> [Given task]
Find the lines below that contain the string "title". Copy each one.

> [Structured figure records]
::::
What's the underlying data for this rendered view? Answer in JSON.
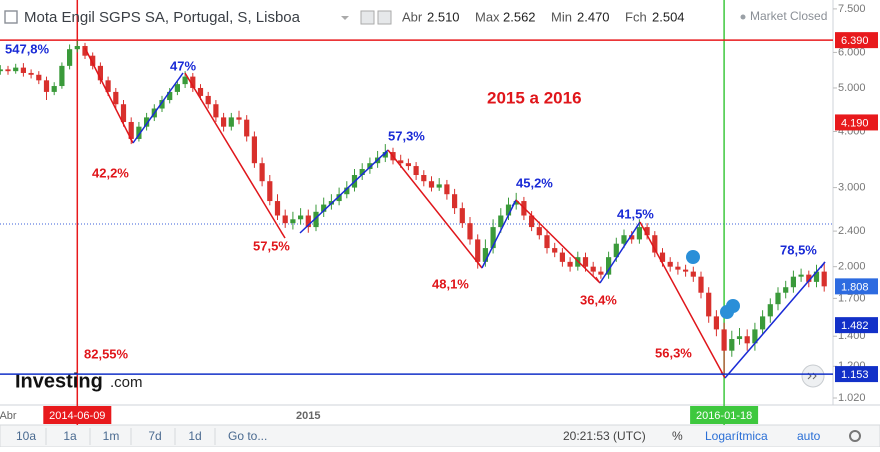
{
  "header": {
    "title": "Mota Engil SGPS SA, Portugal, S, Lisboa",
    "open_label": "Abr",
    "open": "2.510",
    "high_label": "Max",
    "high": "2.562",
    "low_label": "Min",
    "low": "2.470",
    "close_label": "Fch",
    "close": "2.504",
    "status": "Market Closed"
  },
  "logo": {
    "name": "Investing",
    "suffix": ".com"
  },
  "toolbar": {
    "ranges": [
      "10a",
      "1a",
      "1m",
      "7d",
      "1d"
    ],
    "goto": "Go to...",
    "time": "20:21:53 (UTC)",
    "percent": "%",
    "log": "Logarítmica",
    "auto": "auto"
  },
  "chart_data": {
    "type": "candlestick",
    "title": "2015 a 2016",
    "log_scale": true,
    "up_color": "#3a9a3a",
    "down_color": "#d8302c",
    "categories": [
      null,
      "Abr",
      null,
      null,
      null,
      null,
      null,
      null,
      null,
      null,
      "2014-06-09",
      null,
      null,
      null,
      null,
      null,
      null,
      null,
      null,
      null,
      null,
      null,
      null,
      null,
      null,
      null,
      null,
      null,
      null,
      null,
      null,
      null,
      null,
      null,
      null,
      null,
      null,
      null,
      null,
      null,
      "2015",
      null,
      null,
      null,
      null,
      null,
      null,
      null,
      null,
      null,
      null,
      null,
      null,
      null,
      null,
      null,
      null,
      null,
      null,
      null,
      null,
      null,
      null,
      null,
      null,
      null,
      null,
      null,
      null,
      null,
      null,
      null,
      null,
      null,
      null,
      null,
      null,
      null,
      null,
      null,
      null,
      null,
      null,
      null,
      null,
      null,
      null,
      null,
      null,
      null,
      null,
      null,
      null,
      null,
      "2016-01-18",
      null,
      null,
      null,
      null,
      null,
      null,
      null,
      null,
      null,
      null,
      null,
      null,
      null
    ],
    "open": [
      5.45,
      5.5,
      5.45,
      5.55,
      5.4,
      5.35,
      5.2,
      4.9,
      5.05,
      5.6,
      6.1,
      6.2,
      5.9,
      5.6,
      5.2,
      4.9,
      4.6,
      4.2,
      3.85,
      4.1,
      4.3,
      4.5,
      4.7,
      4.9,
      5.1,
      5.3,
      5.0,
      4.8,
      4.6,
      4.3,
      4.1,
      4.3,
      4.25,
      3.9,
      3.4,
      3.1,
      2.8,
      2.6,
      2.5,
      2.55,
      2.6,
      2.45,
      2.65,
      2.75,
      2.8,
      2.9,
      3.0,
      3.2,
      3.3,
      3.4,
      3.5,
      3.6,
      3.45,
      3.4,
      3.35,
      3.2,
      3.1,
      3.0,
      3.05,
      2.9,
      2.7,
      2.5,
      2.3,
      2.05,
      2.2,
      2.45,
      2.6,
      2.75,
      2.8,
      2.6,
      2.45,
      2.35,
      2.2,
      2.15,
      2.05,
      2.0,
      2.1,
      2.0,
      1.95,
      1.92,
      2.1,
      2.25,
      2.35,
      2.3,
      2.45,
      2.35,
      2.15,
      2.05,
      2.0,
      1.97,
      1.95,
      1.9,
      1.75,
      1.55,
      1.45,
      1.3,
      1.38,
      1.4,
      1.35,
      1.45,
      1.55,
      1.65,
      1.75,
      1.8,
      1.9,
      1.92,
      1.85,
      1.95
    ],
    "high": [
      5.62,
      5.6,
      5.66,
      5.68,
      5.5,
      5.45,
      5.3,
      5.15,
      5.7,
      6.25,
      6.39,
      6.3,
      6.0,
      5.7,
      5.3,
      5.0,
      4.7,
      4.3,
      4.2,
      4.4,
      4.6,
      4.8,
      5.0,
      5.2,
      5.45,
      5.4,
      5.1,
      4.9,
      4.7,
      4.4,
      4.4,
      4.45,
      4.35,
      4.0,
      3.5,
      3.2,
      2.9,
      2.68,
      2.65,
      2.7,
      2.68,
      2.75,
      2.85,
      2.9,
      3.0,
      3.1,
      3.3,
      3.4,
      3.5,
      3.62,
      3.75,
      3.68,
      3.55,
      3.48,
      3.42,
      3.28,
      3.18,
      3.15,
      3.12,
      2.98,
      2.78,
      2.58,
      2.36,
      2.3,
      2.55,
      2.7,
      2.85,
      2.92,
      2.86,
      2.66,
      2.52,
      2.42,
      2.26,
      2.2,
      2.1,
      2.16,
      2.15,
      2.05,
      2.0,
      2.16,
      2.32,
      2.42,
      2.4,
      2.55,
      2.5,
      2.4,
      2.2,
      2.1,
      2.05,
      2.02,
      2.0,
      1.95,
      1.8,
      1.6,
      1.5,
      1.44,
      1.46,
      1.45,
      1.5,
      1.6,
      1.7,
      1.8,
      1.86,
      1.96,
      1.98,
      1.96,
      2.02,
      2.05
    ],
    "low": [
      5.35,
      5.35,
      5.38,
      5.3,
      5.25,
      5.1,
      4.7,
      4.82,
      4.98,
      5.5,
      6.0,
      5.8,
      5.5,
      5.1,
      4.8,
      4.5,
      4.1,
      3.75,
      3.8,
      4.02,
      4.22,
      4.42,
      4.62,
      4.82,
      5.0,
      4.9,
      4.7,
      4.5,
      4.2,
      4.0,
      4.02,
      4.15,
      3.8,
      3.32,
      3.02,
      2.74,
      2.54,
      2.44,
      2.42,
      2.48,
      2.38,
      2.4,
      2.58,
      2.68,
      2.74,
      2.84,
      2.94,
      3.12,
      3.22,
      3.32,
      3.42,
      3.38,
      3.32,
      3.28,
      3.12,
      3.02,
      2.94,
      2.95,
      2.82,
      2.62,
      2.44,
      2.24,
      1.98,
      2.0,
      2.14,
      2.38,
      2.54,
      2.68,
      2.54,
      2.4,
      2.3,
      2.14,
      2.1,
      2.0,
      1.95,
      1.96,
      1.95,
      1.9,
      1.88,
      1.88,
      2.05,
      2.2,
      2.25,
      2.25,
      2.3,
      2.1,
      2.0,
      1.95,
      1.92,
      1.9,
      1.85,
      1.7,
      1.5,
      1.4,
      1.153,
      1.26,
      1.34,
      1.3,
      1.3,
      1.41,
      1.5,
      1.6,
      1.7,
      1.75,
      1.85,
      1.8,
      1.8,
      1.76
    ],
    "close": [
      5.5,
      5.45,
      5.55,
      5.4,
      5.35,
      5.2,
      4.9,
      5.05,
      5.6,
      6.1,
      6.2,
      5.9,
      5.6,
      5.2,
      4.9,
      4.6,
      4.2,
      3.85,
      4.1,
      4.3,
      4.5,
      4.7,
      4.9,
      5.1,
      5.3,
      5.0,
      4.8,
      4.6,
      4.3,
      4.1,
      4.3,
      4.25,
      3.9,
      3.4,
      3.1,
      2.8,
      2.6,
      2.5,
      2.55,
      2.6,
      2.45,
      2.65,
      2.75,
      2.8,
      2.9,
      3.0,
      3.2,
      3.3,
      3.4,
      3.5,
      3.6,
      3.45,
      3.4,
      3.35,
      3.2,
      3.1,
      3.0,
      3.05,
      2.9,
      2.7,
      2.5,
      2.3,
      2.05,
      2.2,
      2.45,
      2.6,
      2.75,
      2.8,
      2.6,
      2.45,
      2.35,
      2.2,
      2.15,
      2.05,
      2.0,
      2.1,
      2.0,
      1.95,
      1.92,
      2.1,
      2.25,
      2.35,
      2.3,
      2.45,
      2.35,
      2.15,
      2.05,
      2.0,
      1.97,
      1.95,
      1.9,
      1.75,
      1.55,
      1.45,
      1.3,
      1.38,
      1.4,
      1.35,
      1.45,
      1.55,
      1.65,
      1.75,
      1.8,
      1.9,
      1.92,
      1.85,
      1.95,
      1.808
    ],
    "ylim": [
      0.984,
      7.85
    ],
    "yticks": [
      {
        "value": 7.5,
        "label": "7.500"
      },
      {
        "value": 6,
        "label": "6.000"
      },
      {
        "value": 5,
        "label": "5.000"
      },
      {
        "value": 4,
        "label": "4.000"
      },
      {
        "value": 3,
        "label": "3.000"
      },
      {
        "value": 2.4,
        "label": "2.400"
      },
      {
        "value": 2,
        "label": "2.000"
      },
      {
        "value": 1.7,
        "label": "1.700"
      },
      {
        "value": 1.4,
        "label": "1.400"
      },
      {
        "value": 1.2,
        "label": "1.200"
      },
      {
        "value": 1.02,
        "label": "1.020"
      }
    ],
    "price_labels": [
      {
        "value": 6.39,
        "label": "6.390",
        "color": "#e8191c"
      },
      {
        "value": 4.19,
        "label": "4.190",
        "color": "#e8191c"
      },
      {
        "value": 1.808,
        "label": "1.808",
        "color": "#2d6be0"
      },
      {
        "value": 1.482,
        "label": "1.482",
        "color": "#1230c8"
      },
      {
        "value": 1.153,
        "label": "1.153",
        "color": "#1230c8"
      }
    ],
    "annotations": [
      {
        "text": "547,8%",
        "color": "#1a2bd6"
      },
      {
        "text": "42,2%",
        "color": "#e0161b"
      },
      {
        "text": "47%",
        "color": "#1a2bd6"
      },
      {
        "text": "57,5%",
        "color": "#e0161b"
      },
      {
        "text": "57,3%",
        "color": "#1a2bd6"
      },
      {
        "text": "48,1%",
        "color": "#e0161b"
      },
      {
        "text": "45,2%",
        "color": "#1a2bd6"
      },
      {
        "text": "36,4%",
        "color": "#e0161b"
      },
      {
        "text": "41,5%",
        "color": "#1a2bd6"
      },
      {
        "text": "78,5%",
        "color": "#1a2bd6"
      },
      {
        "text": "56,3%",
        "color": "#e0161b"
      },
      {
        "text": "82,55%",
        "color": "#e0161b"
      }
    ]
  }
}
::::
> [The reply]
    "title": "Mota Engil SGPS SA, Portugal, S, Lisboa",
    "title": "2015 a 2016",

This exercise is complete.